━━ GIVEN ENTRIES

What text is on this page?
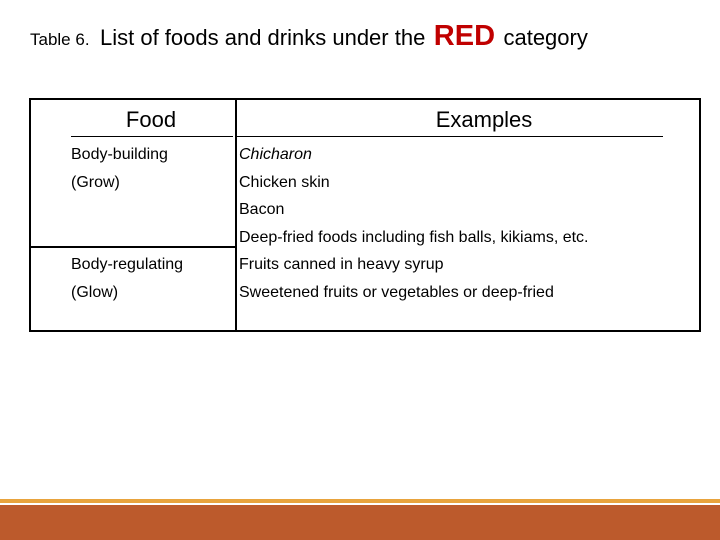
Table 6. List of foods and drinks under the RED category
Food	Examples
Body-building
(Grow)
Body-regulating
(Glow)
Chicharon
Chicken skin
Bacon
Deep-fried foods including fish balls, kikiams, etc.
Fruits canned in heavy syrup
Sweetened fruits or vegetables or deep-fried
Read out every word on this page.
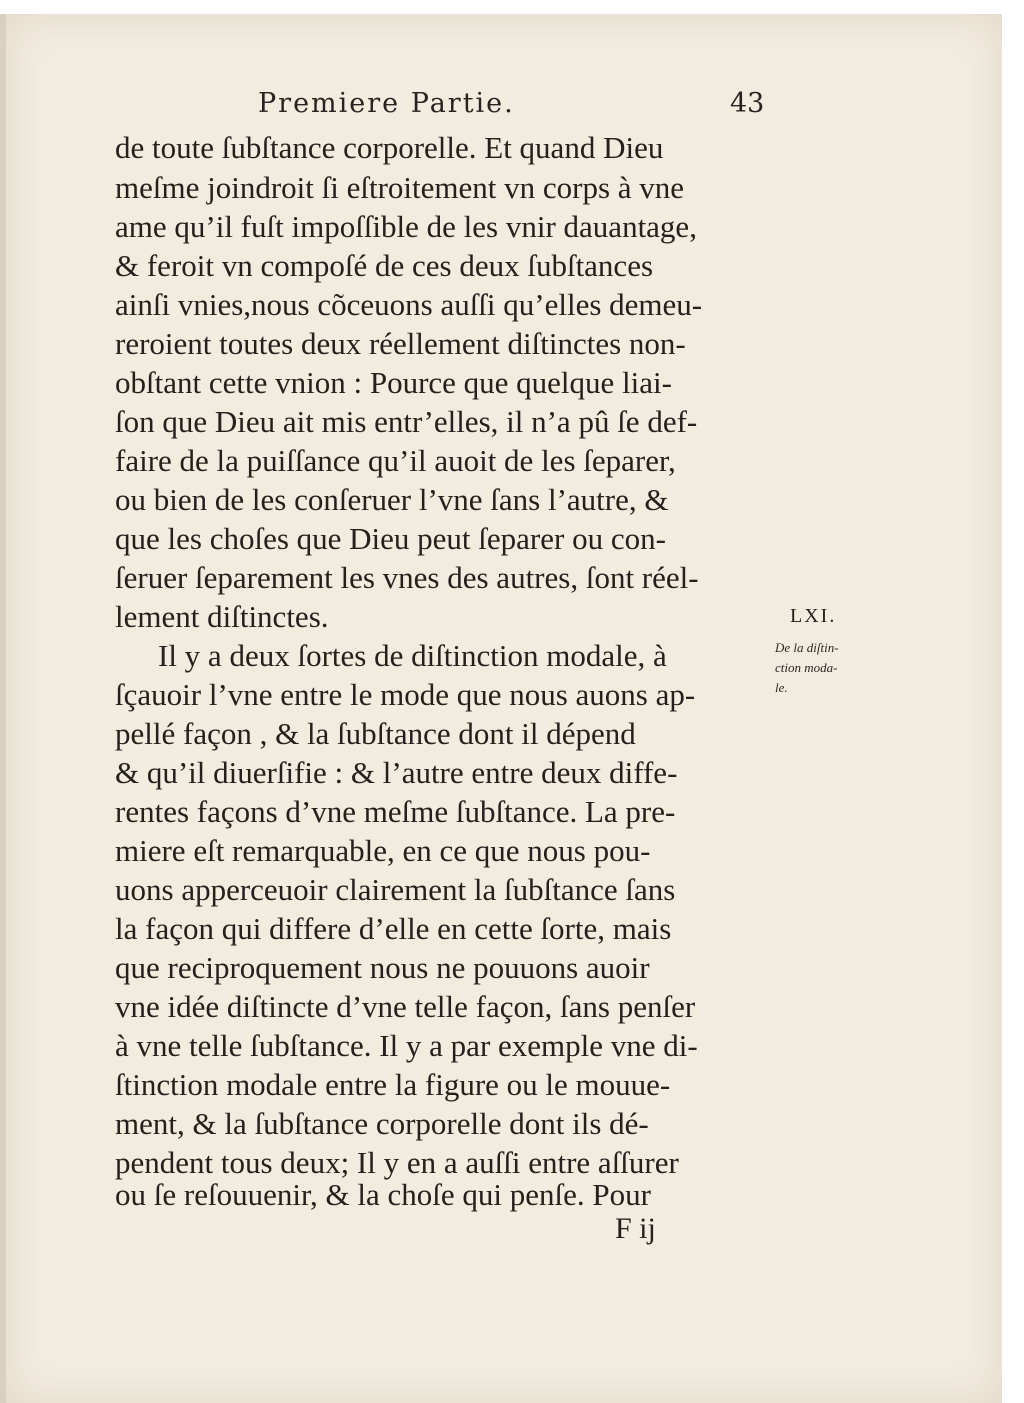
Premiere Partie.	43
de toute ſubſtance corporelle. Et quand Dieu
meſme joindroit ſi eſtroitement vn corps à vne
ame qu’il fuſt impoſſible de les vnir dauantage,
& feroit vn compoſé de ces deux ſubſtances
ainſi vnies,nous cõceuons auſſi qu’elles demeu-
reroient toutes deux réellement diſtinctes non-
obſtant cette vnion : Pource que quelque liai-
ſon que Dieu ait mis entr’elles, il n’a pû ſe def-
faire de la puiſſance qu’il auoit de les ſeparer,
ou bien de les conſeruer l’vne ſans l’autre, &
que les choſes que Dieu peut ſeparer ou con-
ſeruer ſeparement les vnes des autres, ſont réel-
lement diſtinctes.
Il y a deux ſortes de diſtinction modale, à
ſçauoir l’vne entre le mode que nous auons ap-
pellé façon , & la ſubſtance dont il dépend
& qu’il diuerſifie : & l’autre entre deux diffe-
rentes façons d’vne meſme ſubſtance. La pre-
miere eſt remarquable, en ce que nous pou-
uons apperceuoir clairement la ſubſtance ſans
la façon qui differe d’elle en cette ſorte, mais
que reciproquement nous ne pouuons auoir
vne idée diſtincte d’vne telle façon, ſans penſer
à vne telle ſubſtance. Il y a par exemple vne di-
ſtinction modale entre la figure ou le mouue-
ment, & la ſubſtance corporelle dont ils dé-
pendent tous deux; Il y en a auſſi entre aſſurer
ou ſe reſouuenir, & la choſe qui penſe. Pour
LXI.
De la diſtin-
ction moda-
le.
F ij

━━━━

__EXERCISE PROMPT__.
Reproduce precisely the lines of the entries above, from the one containing "Read out every word on this page." through the final one, both ends included, and omit the pictures.

__REPLY TO THE EXERCISE__.
Read out every word on this page.
Premiere Partie.	43
de toute ſubſtance corporelle. Et quand Dieu
meſme joindroit ſi eſtroitement vn corps à vne
ame qu’il fuſt impoſſible de les vnir dauantage,
& feroit vn compoſé de ces deux ſubſtances
ainſi vnies,nous cõceuons auſſi qu’elles demeu-
reroient toutes deux réellement diſtinctes non-
obſtant cette vnion : Pource que quelque liai-
ſon que Dieu ait mis entr’elles, il n’a pû ſe def-
faire de la puiſſance qu’il auoit de les ſeparer,
ou bien de les conſeruer l’vne ſans l’autre, &
que les choſes que Dieu peut ſeparer ou con-
ſeruer ſeparement les vnes des autres, ſont réel-
lement diſtinctes.
Il y a deux ſortes de diſtinction modale, à
ſçauoir l’vne entre le mode que nous auons ap-
pellé façon , & la ſubſtance dont il dépend
& qu’il diuerſifie : & l’autre entre deux diffe-
rentes façons d’vne meſme ſubſtance. La pre-
miere eſt remarquable, en ce que nous pou-
uons apperceuoir clairement la ſubſtance ſans
la façon qui differe d’elle en cette ſorte, mais
que reciproquement nous ne pouuons auoir
vne idée diſtincte d’vne telle façon, ſans penſer
à vne telle ſubſtance. Il y a par exemple vne di-
ſtinction modale entre la figure ou le mouue-
ment, & la ſubſtance corporelle dont ils dé-
pendent tous deux; Il y en a auſſi entre aſſurer
ou ſe reſouuenir, & la choſe qui penſe. Pour
LXI.
De la diſtin-
ction moda-
le.
F ij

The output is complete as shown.